§ **Data for the task**
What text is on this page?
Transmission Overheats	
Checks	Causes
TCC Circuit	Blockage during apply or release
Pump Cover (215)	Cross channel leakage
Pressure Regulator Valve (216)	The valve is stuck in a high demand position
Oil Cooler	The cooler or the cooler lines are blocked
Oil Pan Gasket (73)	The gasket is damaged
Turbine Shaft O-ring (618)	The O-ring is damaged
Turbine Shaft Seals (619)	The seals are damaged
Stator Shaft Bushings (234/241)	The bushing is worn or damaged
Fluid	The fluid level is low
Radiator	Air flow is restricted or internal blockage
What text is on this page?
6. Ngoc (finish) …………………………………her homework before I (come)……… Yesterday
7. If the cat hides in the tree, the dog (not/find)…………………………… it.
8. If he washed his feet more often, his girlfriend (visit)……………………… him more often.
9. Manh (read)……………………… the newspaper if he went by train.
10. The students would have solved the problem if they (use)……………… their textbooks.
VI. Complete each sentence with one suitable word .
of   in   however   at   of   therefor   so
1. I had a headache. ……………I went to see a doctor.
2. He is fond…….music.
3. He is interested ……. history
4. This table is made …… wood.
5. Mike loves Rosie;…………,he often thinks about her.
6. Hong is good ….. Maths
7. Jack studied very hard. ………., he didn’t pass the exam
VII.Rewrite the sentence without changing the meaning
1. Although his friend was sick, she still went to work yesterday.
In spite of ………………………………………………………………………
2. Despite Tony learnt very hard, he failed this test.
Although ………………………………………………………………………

§ **Objective**
Counting only lines of the data above that hold "went", report the total and nothing else.

§ **Exercise answer**
3